** START Records provided **
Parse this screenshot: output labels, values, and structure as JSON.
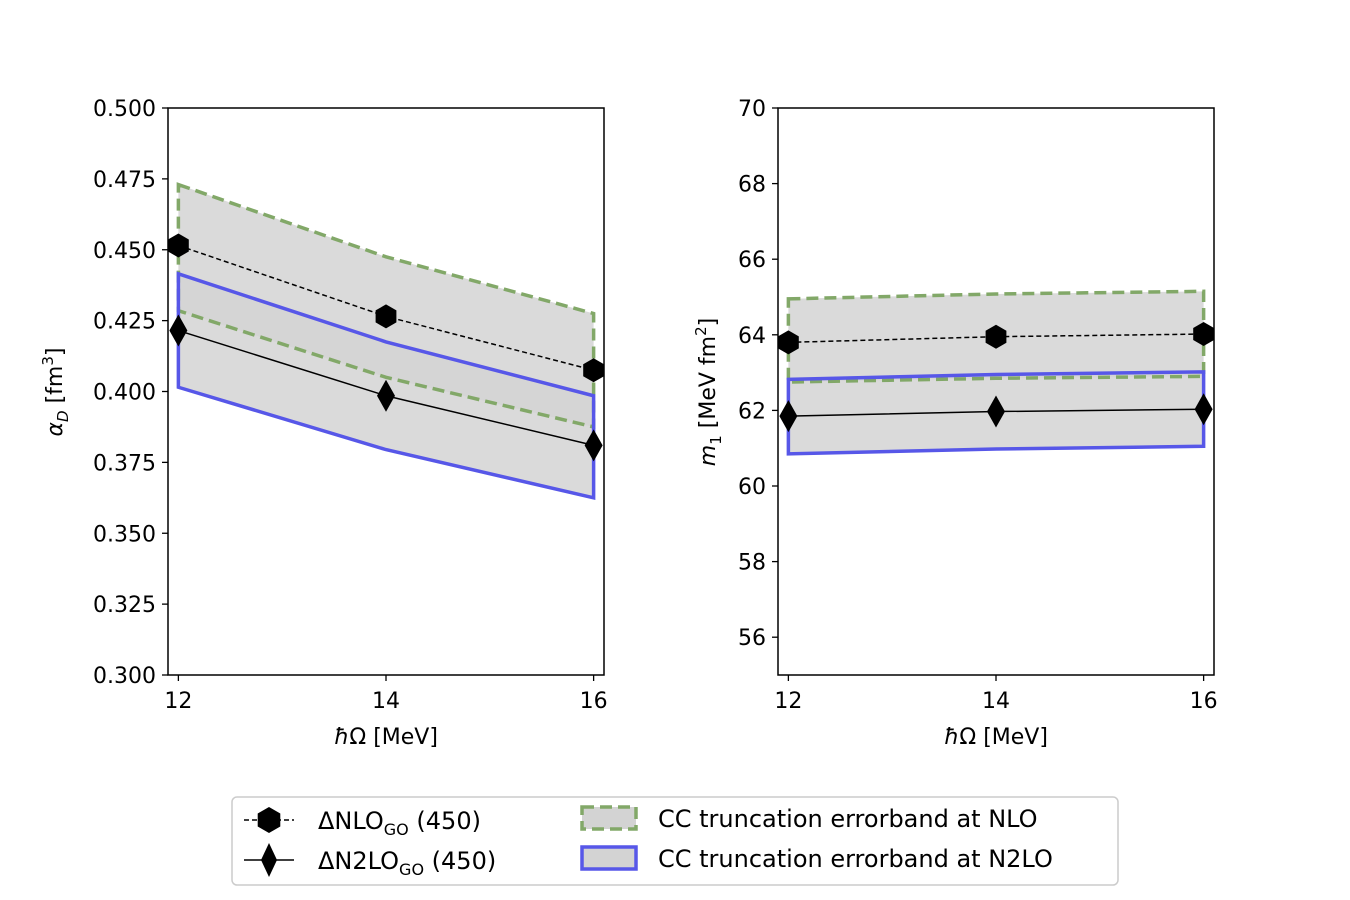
{
  "chart_data": [
    {
      "type": "line",
      "x": [
        12,
        14,
        16
      ],
      "xlabel_unit": "[MeV]",
      "ylabel_unit": "[fm",
      "ylabel_sup": "3",
      "ylabel_close": "]",
      "xlim": [
        11.9,
        16.1
      ],
      "ylim": [
        0.3,
        0.5
      ],
      "xticks": [
        12,
        14,
        16
      ],
      "xtick_labels": [
        "12",
        "14",
        "16"
      ],
      "yticks": [
        0.3,
        0.325,
        0.35,
        0.375,
        0.4,
        0.425,
        0.45,
        0.475,
        0.5
      ],
      "ytick_labels": [
        "0.300",
        "0.325",
        "0.350",
        "0.375",
        "0.400",
        "0.425",
        "0.450",
        "0.475",
        "0.500"
      ],
      "series": [
        {
          "name": "NLO",
          "values": [
            0.4515,
            0.4265,
            0.4075
          ]
        },
        {
          "name": "N2LO",
          "values": [
            0.4215,
            0.3985,
            0.381
          ]
        }
      ],
      "bands": [
        {
          "name": "NLO",
          "lower": [
            0.4285,
            0.405,
            0.3875
          ],
          "upper": [
            0.473,
            0.4475,
            0.4275
          ]
        },
        {
          "name": "N2LO",
          "lower": [
            0.4015,
            0.3795,
            0.3625
          ],
          "upper": [
            0.4415,
            0.4175,
            0.3985
          ]
        }
      ]
    },
    {
      "type": "line",
      "x": [
        12,
        14,
        16
      ],
      "xlabel_unit": "[MeV]",
      "ylabel_unit": "[MeV fm",
      "ylabel_sup": "2",
      "ylabel_close": "]",
      "xlim": [
        11.9,
        16.1
      ],
      "ylim": [
        55,
        70
      ],
      "xticks": [
        12,
        14,
        16
      ],
      "xtick_labels": [
        "12",
        "14",
        "16"
      ],
      "yticks": [
        56,
        58,
        60,
        62,
        64,
        66,
        68,
        70
      ],
      "ytick_labels": [
        "56",
        "58",
        "60",
        "62",
        "64",
        "66",
        "68",
        "70"
      ],
      "series": [
        {
          "name": "NLO",
          "values": [
            63.8,
            63.95,
            64.02
          ]
        },
        {
          "name": "N2LO",
          "values": [
            61.85,
            61.97,
            62.03
          ]
        }
      ],
      "bands": [
        {
          "name": "NLO",
          "lower": [
            62.75,
            62.85,
            62.9
          ],
          "upper": [
            64.95,
            65.08,
            65.15
          ]
        },
        {
          "name": "N2LO",
          "lower": [
            60.85,
            60.98,
            61.05
          ],
          "upper": [
            62.82,
            62.95,
            63.02
          ]
        }
      ]
    }
  ],
  "legend": {
    "entries": [
      {
        "prefix": "ΔNLO",
        "sub": "GO",
        "suffix": " (450)"
      },
      {
        "prefix": "ΔN2LO",
        "sub": "GO",
        "suffix": " (450)"
      },
      {
        "label": "CC truncation errorband at NLO"
      },
      {
        "label": "CC truncation errorband at N2LO"
      }
    ]
  },
  "colors": {
    "band_fill": "#d3d3d3",
    "nlo_edge": "#82a868",
    "n2lo_edge": "#5757e8",
    "line": "#000000"
  }
}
** END Records provided **
• Requirement
Reproduce each line exactly, please, except for any pictures.

• Final answer
Parse this screenshot: output labels, values, and structure as JSON.
{
  "chart_data": [
    {
      "type": "line",
      "x": [
        12,
        14,
        16
      ],
      "xlabel_unit": "[MeV]",
      "ylabel_unit": "[fm",
      "ylabel_sup": "3",
      "ylabel_close": "]",
      "xlim": [
        11.9,
        16.1
      ],
      "ylim": [
        0.3,
        0.5
      ],
      "xticks": [
        12,
        14,
        16
      ],
      "xtick_labels": [
        "12",
        "14",
        "16"
      ],
      "yticks": [
        0.3,
        0.325,
        0.35,
        0.375,
        0.4,
        0.425,
        0.45,
        0.475,
        0.5
      ],
      "ytick_labels": [
        "0.300",
        "0.325",
        "0.350",
        "0.375",
        "0.400",
        "0.425",
        "0.450",
        "0.475",
        "0.500"
      ],
      "series": [
        {
          "name": "NLO",
          "values": [
            0.4515,
            0.4265,
            0.4075
          ]
        },
        {
          "name": "N2LO",
          "values": [
            0.4215,
            0.3985,
            0.381
          ]
        }
      ],
      "bands": [
        {
          "name": "NLO",
          "lower": [
            0.4285,
            0.405,
            0.3875
          ],
          "upper": [
            0.473,
            0.4475,
            0.4275
          ]
        },
        {
          "name": "N2LO",
          "lower": [
            0.4015,
            0.3795,
            0.3625
          ],
          "upper": [
            0.4415,
            0.4175,
            0.3985
          ]
        }
      ]
    },
    {
      "type": "line",
      "x": [
        12,
        14,
        16
      ],
      "xlabel_unit": "[MeV]",
      "ylabel_unit": "[MeV fm",
      "ylabel_sup": "2",
      "ylabel_close": "]",
      "xlim": [
        11.9,
        16.1
      ],
      "ylim": [
        55,
        70
      ],
      "xticks": [
        12,
        14,
        16
      ],
      "xtick_labels": [
        "12",
        "14",
        "16"
      ],
      "yticks": [
        56,
        58,
        60,
        62,
        64,
        66,
        68,
        70
      ],
      "ytick_labels": [
        "56",
        "58",
        "60",
        "62",
        "64",
        "66",
        "68",
        "70"
      ],
      "series": [
        {
          "name": "NLO",
          "values": [
            63.8,
            63.95,
            64.02
          ]
        },
        {
          "name": "N2LO",
          "values": [
            61.85,
            61.97,
            62.03
          ]
        }
      ],
      "bands": [
        {
          "name": "NLO",
          "lower": [
            62.75,
            62.85,
            62.9
          ],
          "upper": [
            64.95,
            65.08,
            65.15
          ]
        },
        {
          "name": "N2LO",
          "lower": [
            60.85,
            60.98,
            61.05
          ],
          "upper": [
            62.82,
            62.95,
            63.02
          ]
        }
      ]
    }
  ],
  "legend": {
    "entries": [
      {
        "prefix": "ΔNLO",
        "sub": "GO",
        "suffix": " (450)"
      },
      {
        "prefix": "ΔN2LO",
        "sub": "GO",
        "suffix": " (450)"
      },
      {
        "label": "CC truncation errorband at NLO"
      },
      {
        "label": "CC truncation errorband at N2LO"
      }
    ]
  },
  "colors": {
    "band_fill": "#d3d3d3",
    "nlo_edge": "#82a868",
    "n2lo_edge": "#5757e8",
    "line": "#000000"
  }
}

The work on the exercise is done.